→ **Exercise details**
Pull every line that holds the word "smoothed" from the entries.

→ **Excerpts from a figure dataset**
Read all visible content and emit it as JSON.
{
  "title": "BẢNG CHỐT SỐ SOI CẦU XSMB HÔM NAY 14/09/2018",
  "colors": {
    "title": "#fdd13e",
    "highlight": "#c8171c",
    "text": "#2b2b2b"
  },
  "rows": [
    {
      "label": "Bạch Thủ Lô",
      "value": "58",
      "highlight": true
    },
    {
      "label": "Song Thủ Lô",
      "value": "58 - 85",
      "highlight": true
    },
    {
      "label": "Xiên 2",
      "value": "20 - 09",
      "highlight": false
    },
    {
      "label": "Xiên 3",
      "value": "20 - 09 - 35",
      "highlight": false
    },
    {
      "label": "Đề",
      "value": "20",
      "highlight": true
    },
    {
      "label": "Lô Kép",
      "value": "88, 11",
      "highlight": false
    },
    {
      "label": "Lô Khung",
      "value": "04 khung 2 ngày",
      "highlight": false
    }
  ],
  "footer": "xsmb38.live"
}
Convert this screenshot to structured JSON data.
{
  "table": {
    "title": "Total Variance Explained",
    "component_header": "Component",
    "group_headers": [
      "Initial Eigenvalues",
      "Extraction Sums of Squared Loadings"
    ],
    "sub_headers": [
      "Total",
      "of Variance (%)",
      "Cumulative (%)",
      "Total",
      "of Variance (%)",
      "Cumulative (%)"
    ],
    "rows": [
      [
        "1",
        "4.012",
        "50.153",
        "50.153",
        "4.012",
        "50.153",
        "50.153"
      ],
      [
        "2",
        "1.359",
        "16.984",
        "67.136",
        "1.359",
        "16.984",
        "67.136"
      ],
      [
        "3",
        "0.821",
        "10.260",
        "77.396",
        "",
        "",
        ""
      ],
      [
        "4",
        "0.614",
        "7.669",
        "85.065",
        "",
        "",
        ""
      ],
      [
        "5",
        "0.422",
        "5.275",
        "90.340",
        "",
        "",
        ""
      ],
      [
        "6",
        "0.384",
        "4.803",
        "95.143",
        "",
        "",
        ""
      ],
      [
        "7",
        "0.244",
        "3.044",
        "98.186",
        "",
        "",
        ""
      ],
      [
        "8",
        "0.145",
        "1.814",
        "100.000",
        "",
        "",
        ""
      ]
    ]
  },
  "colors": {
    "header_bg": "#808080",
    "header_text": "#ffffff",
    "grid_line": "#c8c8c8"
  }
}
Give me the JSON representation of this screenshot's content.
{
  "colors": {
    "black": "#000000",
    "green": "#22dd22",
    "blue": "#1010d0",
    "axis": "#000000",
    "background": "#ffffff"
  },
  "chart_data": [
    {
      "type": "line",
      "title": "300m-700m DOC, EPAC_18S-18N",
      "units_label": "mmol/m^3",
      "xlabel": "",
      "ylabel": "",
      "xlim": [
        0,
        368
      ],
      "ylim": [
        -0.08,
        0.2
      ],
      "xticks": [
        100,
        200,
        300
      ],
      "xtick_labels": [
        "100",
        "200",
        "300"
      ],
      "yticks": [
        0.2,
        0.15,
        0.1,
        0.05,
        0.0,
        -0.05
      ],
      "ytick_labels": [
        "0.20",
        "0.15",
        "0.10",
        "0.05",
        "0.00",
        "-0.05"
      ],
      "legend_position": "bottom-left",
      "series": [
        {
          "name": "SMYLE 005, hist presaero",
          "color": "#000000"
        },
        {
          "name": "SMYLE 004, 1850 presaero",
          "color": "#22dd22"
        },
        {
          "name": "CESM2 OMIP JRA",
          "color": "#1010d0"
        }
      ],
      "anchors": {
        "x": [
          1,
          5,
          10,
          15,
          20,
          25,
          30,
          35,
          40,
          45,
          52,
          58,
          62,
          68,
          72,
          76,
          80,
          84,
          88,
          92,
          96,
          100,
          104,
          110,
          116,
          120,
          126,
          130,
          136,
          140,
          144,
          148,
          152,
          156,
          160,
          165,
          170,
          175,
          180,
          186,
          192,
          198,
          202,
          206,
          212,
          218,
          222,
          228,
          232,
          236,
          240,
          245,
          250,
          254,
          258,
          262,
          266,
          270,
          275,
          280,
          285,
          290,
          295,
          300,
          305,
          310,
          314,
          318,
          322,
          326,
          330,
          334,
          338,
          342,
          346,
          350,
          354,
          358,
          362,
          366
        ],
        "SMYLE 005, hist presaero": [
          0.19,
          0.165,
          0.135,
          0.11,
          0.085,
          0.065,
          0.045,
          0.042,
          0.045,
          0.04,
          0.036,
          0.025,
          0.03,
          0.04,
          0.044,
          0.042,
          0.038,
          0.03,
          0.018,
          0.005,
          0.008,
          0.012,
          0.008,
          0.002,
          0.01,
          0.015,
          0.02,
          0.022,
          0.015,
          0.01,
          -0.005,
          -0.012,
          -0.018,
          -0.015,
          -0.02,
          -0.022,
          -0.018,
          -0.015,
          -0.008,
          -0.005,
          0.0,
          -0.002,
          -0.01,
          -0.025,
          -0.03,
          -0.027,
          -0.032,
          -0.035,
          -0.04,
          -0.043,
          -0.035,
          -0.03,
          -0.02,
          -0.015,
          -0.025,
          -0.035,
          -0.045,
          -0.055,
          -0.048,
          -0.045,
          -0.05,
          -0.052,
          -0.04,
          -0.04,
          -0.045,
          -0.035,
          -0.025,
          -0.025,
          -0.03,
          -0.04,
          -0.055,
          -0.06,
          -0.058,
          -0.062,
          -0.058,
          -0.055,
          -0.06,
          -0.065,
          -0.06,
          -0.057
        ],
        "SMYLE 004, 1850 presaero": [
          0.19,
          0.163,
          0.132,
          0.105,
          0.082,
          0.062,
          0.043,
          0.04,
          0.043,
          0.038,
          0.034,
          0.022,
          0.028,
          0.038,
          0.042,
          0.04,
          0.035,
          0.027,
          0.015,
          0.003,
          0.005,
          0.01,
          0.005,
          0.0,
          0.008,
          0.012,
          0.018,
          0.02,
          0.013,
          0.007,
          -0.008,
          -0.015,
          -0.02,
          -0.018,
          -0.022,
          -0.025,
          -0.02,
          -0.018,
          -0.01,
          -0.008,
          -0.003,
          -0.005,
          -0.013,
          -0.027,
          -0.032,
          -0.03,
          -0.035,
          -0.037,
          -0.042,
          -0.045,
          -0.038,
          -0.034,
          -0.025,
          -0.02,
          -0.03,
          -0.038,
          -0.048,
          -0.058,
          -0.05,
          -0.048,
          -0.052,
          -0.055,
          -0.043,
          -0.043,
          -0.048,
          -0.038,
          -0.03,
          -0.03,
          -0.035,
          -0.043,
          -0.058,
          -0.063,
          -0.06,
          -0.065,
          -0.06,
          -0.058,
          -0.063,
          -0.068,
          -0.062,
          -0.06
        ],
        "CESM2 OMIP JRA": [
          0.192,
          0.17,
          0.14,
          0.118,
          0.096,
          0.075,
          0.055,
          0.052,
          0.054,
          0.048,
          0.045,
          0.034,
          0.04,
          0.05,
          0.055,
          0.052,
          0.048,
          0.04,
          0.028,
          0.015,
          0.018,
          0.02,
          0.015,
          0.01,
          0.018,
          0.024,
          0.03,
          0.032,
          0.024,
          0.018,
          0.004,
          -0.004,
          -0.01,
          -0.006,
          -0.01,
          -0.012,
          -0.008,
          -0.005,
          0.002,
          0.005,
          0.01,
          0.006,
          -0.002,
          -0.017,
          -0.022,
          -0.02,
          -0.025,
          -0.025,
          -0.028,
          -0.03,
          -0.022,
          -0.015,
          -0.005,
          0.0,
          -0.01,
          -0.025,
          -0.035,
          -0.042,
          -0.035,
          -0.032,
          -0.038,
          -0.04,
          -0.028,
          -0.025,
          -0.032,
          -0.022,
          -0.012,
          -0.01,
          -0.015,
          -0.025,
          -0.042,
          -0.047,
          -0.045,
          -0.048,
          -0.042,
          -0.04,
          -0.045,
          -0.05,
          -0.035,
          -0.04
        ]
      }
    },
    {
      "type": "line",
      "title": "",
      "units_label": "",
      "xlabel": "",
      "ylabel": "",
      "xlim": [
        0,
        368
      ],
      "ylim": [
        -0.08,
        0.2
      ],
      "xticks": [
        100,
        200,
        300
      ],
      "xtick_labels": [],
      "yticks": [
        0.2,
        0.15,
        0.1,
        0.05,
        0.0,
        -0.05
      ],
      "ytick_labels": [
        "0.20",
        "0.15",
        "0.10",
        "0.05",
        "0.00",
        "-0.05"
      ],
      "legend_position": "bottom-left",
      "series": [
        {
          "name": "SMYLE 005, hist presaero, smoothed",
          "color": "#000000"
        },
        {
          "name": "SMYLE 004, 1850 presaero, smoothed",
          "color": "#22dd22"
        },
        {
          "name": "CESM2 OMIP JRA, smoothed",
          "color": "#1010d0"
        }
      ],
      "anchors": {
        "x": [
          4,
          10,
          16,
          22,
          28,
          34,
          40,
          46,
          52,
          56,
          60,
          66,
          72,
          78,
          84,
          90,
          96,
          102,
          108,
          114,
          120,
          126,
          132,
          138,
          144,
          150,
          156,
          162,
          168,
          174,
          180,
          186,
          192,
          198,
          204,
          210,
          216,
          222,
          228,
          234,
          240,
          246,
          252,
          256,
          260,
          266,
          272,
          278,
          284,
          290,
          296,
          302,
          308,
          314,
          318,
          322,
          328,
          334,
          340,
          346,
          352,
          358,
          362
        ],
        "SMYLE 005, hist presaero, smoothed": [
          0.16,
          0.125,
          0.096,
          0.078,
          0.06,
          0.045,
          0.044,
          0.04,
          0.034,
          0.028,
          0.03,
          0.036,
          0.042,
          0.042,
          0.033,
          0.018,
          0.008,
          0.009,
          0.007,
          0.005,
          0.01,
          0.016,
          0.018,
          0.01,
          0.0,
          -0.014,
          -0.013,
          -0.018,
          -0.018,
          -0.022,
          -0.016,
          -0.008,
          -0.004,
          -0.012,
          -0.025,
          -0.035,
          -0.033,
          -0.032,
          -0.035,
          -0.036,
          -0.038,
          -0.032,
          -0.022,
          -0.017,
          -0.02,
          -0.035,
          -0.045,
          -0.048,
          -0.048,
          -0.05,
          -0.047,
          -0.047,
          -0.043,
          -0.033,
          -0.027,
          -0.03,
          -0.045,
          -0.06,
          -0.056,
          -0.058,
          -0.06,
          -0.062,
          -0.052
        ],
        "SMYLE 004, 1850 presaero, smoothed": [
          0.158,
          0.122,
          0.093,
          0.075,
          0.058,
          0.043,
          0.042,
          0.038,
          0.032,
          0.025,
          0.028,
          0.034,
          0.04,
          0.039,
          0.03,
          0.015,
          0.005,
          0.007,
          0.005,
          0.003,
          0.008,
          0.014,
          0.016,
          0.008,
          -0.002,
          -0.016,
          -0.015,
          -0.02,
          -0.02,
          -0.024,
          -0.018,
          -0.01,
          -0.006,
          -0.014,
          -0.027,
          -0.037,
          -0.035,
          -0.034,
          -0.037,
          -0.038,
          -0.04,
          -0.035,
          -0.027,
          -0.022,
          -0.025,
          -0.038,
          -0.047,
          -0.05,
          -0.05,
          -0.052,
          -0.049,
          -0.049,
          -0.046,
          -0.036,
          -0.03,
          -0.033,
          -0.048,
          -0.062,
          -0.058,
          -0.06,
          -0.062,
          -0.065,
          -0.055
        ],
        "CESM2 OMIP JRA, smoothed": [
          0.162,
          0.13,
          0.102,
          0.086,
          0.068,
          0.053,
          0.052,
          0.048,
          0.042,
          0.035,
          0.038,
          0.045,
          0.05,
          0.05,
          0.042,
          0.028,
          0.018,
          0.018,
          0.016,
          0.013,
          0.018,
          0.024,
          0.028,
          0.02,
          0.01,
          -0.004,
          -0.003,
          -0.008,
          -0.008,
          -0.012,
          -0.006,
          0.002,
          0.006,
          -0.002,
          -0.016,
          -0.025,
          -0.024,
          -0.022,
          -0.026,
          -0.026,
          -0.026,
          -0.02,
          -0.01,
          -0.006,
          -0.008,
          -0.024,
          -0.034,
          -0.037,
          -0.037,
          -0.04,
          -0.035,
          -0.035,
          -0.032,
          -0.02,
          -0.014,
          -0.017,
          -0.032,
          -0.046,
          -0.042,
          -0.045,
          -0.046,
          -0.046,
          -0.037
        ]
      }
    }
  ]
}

→ **Written answer**
          "name": "SMYLE 005, hist presaero, smoothed",
          "name": "SMYLE 004, 1850 presaero, smoothed",
          "name": "CESM2 OMIP JRA, smoothed",
        "SMYLE 005, hist presaero, smoothed": [
        "SMYLE 004, 1850 presaero, smoothed": [
        "CESM2 OMIP JRA, smoothed": [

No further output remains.